## Brief:
Would you transcribe the listing that follows, character for character, and omit its images?

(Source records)

- - -

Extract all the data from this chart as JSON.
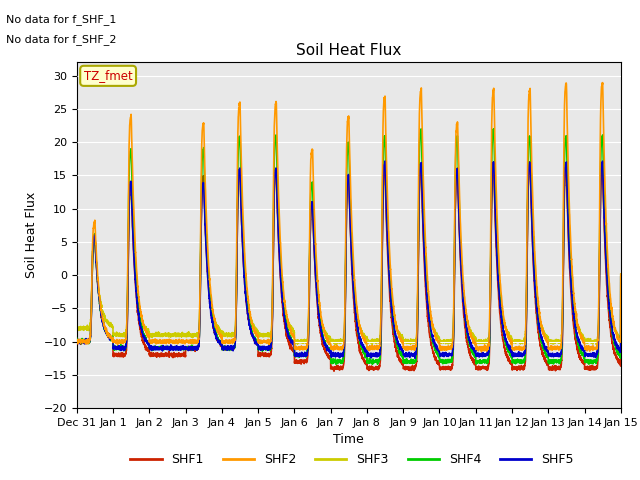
{
  "title": "Soil Heat Flux",
  "xlabel": "Time",
  "ylabel": "Soil Heat Flux",
  "ylim": [
    -20,
    32
  ],
  "yticks": [
    -20,
    -15,
    -10,
    -5,
    0,
    5,
    10,
    15,
    20,
    25,
    30
  ],
  "no_data_text_1": "No data for f_SHF_1",
  "no_data_text_2": "No data for f_SHF_2",
  "tz_label": "TZ_fmet",
  "tz_box_facecolor": "#ffffcc",
  "tz_box_edgecolor": "#aaa800",
  "bg_color": "#e8e8e8",
  "colors": {
    "SHF1": "#cc2200",
    "SHF2": "#ff9900",
    "SHF3": "#cccc00",
    "SHF4": "#00cc00",
    "SHF5": "#0000cc"
  },
  "x_tick_labels": [
    "Dec 31",
    "Jan 1",
    "Jan 2",
    "Jan 3",
    "Jan 4",
    "Jan 5",
    "Jan 6",
    "Jan 7",
    "Jan 8",
    "Jan 9",
    "Jan 10",
    "Jan 11",
    "Jan 12",
    "Jan 13",
    "Jan 14",
    "Jan 15"
  ],
  "num_days": 15,
  "figsize": [
    6.4,
    4.8
  ],
  "dpi": 100
}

- - -

## Result for this exercise:
Extract all the data from this chart as JSON.
{
  "title": "Soil Heat Flux",
  "xlabel": "Time",
  "ylabel": "Soil Heat Flux",
  "ylim": [
    -20,
    32
  ],
  "yticks": [
    -20,
    -15,
    -10,
    -5,
    0,
    5,
    10,
    15,
    20,
    25,
    30
  ],
  "no_data_text_1": "No data for f_SHF_1",
  "no_data_text_2": "No data for f_SHF_2",
  "tz_label": "TZ_fmet",
  "tz_box_facecolor": "#ffffcc",
  "tz_box_edgecolor": "#aaa800",
  "bg_color": "#e8e8e8",
  "colors": {
    "SHF1": "#cc2200",
    "SHF2": "#ff9900",
    "SHF3": "#cccc00",
    "SHF4": "#00cc00",
    "SHF5": "#0000cc"
  },
  "x_tick_labels": [
    "Dec 31",
    "Jan 1",
    "Jan 2",
    "Jan 3",
    "Jan 4",
    "Jan 5",
    "Jan 6",
    "Jan 7",
    "Jan 8",
    "Jan 9",
    "Jan 10",
    "Jan 11",
    "Jan 12",
    "Jan 13",
    "Jan 14",
    "Jan 15"
  ],
  "num_days": 15,
  "figsize": [
    6.4,
    4.8
  ],
  "dpi": 100
}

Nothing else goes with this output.